Dataset entries on figures
+ + + +
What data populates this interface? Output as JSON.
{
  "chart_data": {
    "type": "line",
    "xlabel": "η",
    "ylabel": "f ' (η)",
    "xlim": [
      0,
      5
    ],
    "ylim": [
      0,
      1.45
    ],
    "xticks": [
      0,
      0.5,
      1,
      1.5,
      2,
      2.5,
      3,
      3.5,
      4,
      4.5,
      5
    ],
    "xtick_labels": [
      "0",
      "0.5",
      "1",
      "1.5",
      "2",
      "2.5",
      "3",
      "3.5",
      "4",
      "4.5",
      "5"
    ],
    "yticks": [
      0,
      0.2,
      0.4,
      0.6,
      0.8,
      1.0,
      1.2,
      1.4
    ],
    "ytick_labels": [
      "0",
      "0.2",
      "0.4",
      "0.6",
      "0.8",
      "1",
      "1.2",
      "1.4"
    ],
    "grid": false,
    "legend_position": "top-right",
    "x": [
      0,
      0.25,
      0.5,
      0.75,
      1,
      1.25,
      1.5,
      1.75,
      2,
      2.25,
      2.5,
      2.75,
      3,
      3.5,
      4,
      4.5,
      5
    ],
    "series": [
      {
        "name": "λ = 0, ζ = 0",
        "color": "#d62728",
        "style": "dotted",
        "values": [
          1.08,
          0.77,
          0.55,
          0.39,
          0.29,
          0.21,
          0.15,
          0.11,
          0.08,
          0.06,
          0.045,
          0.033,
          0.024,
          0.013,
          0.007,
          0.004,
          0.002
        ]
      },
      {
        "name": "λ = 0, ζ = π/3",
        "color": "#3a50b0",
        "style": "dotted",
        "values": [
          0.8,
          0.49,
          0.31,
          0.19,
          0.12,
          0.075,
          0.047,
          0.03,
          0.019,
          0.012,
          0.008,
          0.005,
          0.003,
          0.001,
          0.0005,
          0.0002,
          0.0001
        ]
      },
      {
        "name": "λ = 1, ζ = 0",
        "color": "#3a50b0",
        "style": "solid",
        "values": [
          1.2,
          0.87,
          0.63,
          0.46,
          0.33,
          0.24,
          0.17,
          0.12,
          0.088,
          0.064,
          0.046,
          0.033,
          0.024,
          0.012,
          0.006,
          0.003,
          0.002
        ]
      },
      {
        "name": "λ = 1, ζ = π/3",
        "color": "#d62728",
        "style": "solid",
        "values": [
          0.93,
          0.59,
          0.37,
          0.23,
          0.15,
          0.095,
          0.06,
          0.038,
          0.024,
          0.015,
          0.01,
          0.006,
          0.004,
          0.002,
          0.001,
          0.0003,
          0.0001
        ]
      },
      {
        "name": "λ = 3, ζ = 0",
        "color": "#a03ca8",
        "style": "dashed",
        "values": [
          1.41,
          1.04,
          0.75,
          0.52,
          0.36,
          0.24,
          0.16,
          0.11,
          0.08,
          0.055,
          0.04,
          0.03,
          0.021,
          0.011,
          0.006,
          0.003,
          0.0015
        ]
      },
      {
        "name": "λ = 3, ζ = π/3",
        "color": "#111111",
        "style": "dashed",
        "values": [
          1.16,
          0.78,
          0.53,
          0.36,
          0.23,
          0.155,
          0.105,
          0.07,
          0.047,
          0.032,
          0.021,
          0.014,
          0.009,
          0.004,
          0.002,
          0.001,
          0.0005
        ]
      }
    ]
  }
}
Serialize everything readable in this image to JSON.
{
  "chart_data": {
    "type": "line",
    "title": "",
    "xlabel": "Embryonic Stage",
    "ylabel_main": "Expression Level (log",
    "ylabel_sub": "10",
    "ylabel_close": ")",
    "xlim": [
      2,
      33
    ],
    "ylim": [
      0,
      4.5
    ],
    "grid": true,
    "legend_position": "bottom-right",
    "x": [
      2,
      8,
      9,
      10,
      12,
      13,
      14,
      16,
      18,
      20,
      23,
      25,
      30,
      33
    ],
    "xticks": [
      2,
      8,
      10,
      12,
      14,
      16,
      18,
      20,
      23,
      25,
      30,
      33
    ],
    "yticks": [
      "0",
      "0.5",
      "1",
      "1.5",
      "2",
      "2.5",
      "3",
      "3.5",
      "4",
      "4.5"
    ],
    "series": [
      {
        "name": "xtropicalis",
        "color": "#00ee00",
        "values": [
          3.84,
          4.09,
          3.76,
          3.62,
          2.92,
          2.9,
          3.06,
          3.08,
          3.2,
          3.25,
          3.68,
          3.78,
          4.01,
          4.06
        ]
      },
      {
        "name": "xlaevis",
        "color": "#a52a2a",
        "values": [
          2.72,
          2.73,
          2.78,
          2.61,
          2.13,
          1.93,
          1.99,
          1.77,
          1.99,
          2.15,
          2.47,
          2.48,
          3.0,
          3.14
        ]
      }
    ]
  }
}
+ + + +
GIVEN INSTRUCTION: Return every entry exactly as given.

RESPONSE TO THE EXERCISE:
What data populates this interface? Output as JSON.
{
  "chart_data": {
    "type": "line",
    "xlabel": "η",
    "ylabel": "f ' (η)",
    "xlim": [
      0,
      5
    ],
    "ylim": [
      0,
      1.45
    ],
    "xticks": [
      0,
      0.5,
      1,
      1.5,
      2,
      2.5,
      3,
      3.5,
      4,
      4.5,
      5
    ],
    "xtick_labels": [
      "0",
      "0.5",
      "1",
      "1.5",
      "2",
      "2.5",
      "3",
      "3.5",
      "4",
      "4.5",
      "5"
    ],
    "yticks": [
      0,
      0.2,
      0.4,
      0.6,
      0.8,
      1.0,
      1.2,
      1.4
    ],
    "ytick_labels": [
      "0",
      "0.2",
      "0.4",
      "0.6",
      "0.8",
      "1",
      "1.2",
      "1.4"
    ],
    "grid": false,
    "legend_position": "top-right",
    "x": [
      0,
      0.25,
      0.5,
      0.75,
      1,
      1.25,
      1.5,
      1.75,
      2,
      2.25,
      2.5,
      2.75,
      3,
      3.5,
      4,
      4.5,
      5
    ],
    "series": [
      {
        "name": "λ = 0, ζ = 0",
        "color": "#d62728",
        "style": "dotted",
        "values": [
          1.08,
          0.77,
          0.55,
          0.39,
          0.29,
          0.21,
          0.15,
          0.11,
          0.08,
          0.06,
          0.045,
          0.033,
          0.024,
          0.013,
          0.007,
          0.004,
          0.002
        ]
      },
      {
        "name": "λ = 0, ζ = π/3",
        "color": "#3a50b0",
        "style": "dotted",
        "values": [
          0.8,
          0.49,
          0.31,
          0.19,
          0.12,
          0.075,
          0.047,
          0.03,
          0.019,
          0.012,
          0.008,
          0.005,
          0.003,
          0.001,
          0.0005,
          0.0002,
          0.0001
        ]
      },
      {
        "name": "λ = 1, ζ = 0",
        "color": "#3a50b0",
        "style": "solid",
        "values": [
          1.2,
          0.87,
          0.63,
          0.46,
          0.33,
          0.24,
          0.17,
          0.12,
          0.088,
          0.064,
          0.046,
          0.033,
          0.024,
          0.012,
          0.006,
          0.003,
          0.002
        ]
      },
      {
        "name": "λ = 1, ζ = π/3",
        "color": "#d62728",
        "style": "solid",
        "values": [
          0.93,
          0.59,
          0.37,
          0.23,
          0.15,
          0.095,
          0.06,
          0.038,
          0.024,
          0.015,
          0.01,
          0.006,
          0.004,
          0.002,
          0.001,
          0.0003,
          0.0001
        ]
      },
      {
        "name": "λ = 3, ζ = 0",
        "color": "#a03ca8",
        "style": "dashed",
        "values": [
          1.41,
          1.04,
          0.75,
          0.52,
          0.36,
          0.24,
          0.16,
          0.11,
          0.08,
          0.055,
          0.04,
          0.03,
          0.021,
          0.011,
          0.006,
          0.003,
          0.0015
        ]
      },
      {
        "name": "λ = 3, ζ = π/3",
        "color": "#111111",
        "style": "dashed",
        "values": [
          1.16,
          0.78,
          0.53,
          0.36,
          0.23,
          0.155,
          0.105,
          0.07,
          0.047,
          0.032,
          0.021,
          0.014,
          0.009,
          0.004,
          0.002,
          0.001,
          0.0005
        ]
      }
    ]
  }
}
Serialize everything readable in this image to JSON.
{
  "chart_data": {
    "type": "line",
    "title": "",
    "xlabel": "Embryonic Stage",
    "ylabel_main": "Expression Level (log",
    "ylabel_sub": "10",
    "ylabel_close": ")",
    "xlim": [
      2,
      33
    ],
    "ylim": [
      0,
      4.5
    ],
    "grid": true,
    "legend_position": "bottom-right",
    "x": [
      2,
      8,
      9,
      10,
      12,
      13,
      14,
      16,
      18,
      20,
      23,
      25,
      30,
      33
    ],
    "xticks": [
      2,
      8,
      10,
      12,
      14,
      16,
      18,
      20,
      23,
      25,
      30,
      33
    ],
    "yticks": [
      "0",
      "0.5",
      "1",
      "1.5",
      "2",
      "2.5",
      "3",
      "3.5",
      "4",
      "4.5"
    ],
    "series": [
      {
        "name": "xtropicalis",
        "color": "#00ee00",
        "values": [
          3.84,
          4.09,
          3.76,
          3.62,
          2.92,
          2.9,
          3.06,
          3.08,
          3.2,
          3.25,
          3.68,
          3.78,
          4.01,
          4.06
        ]
      },
      {
        "name": "xlaevis",
        "color": "#a52a2a",
        "values": [
          2.72,
          2.73,
          2.78,
          2.61,
          2.13,
          1.93,
          1.99,
          1.77,
          1.99,
          2.15,
          2.47,
          2.48,
          3.0,
          3.14
        ]
      }
    ]
  }
}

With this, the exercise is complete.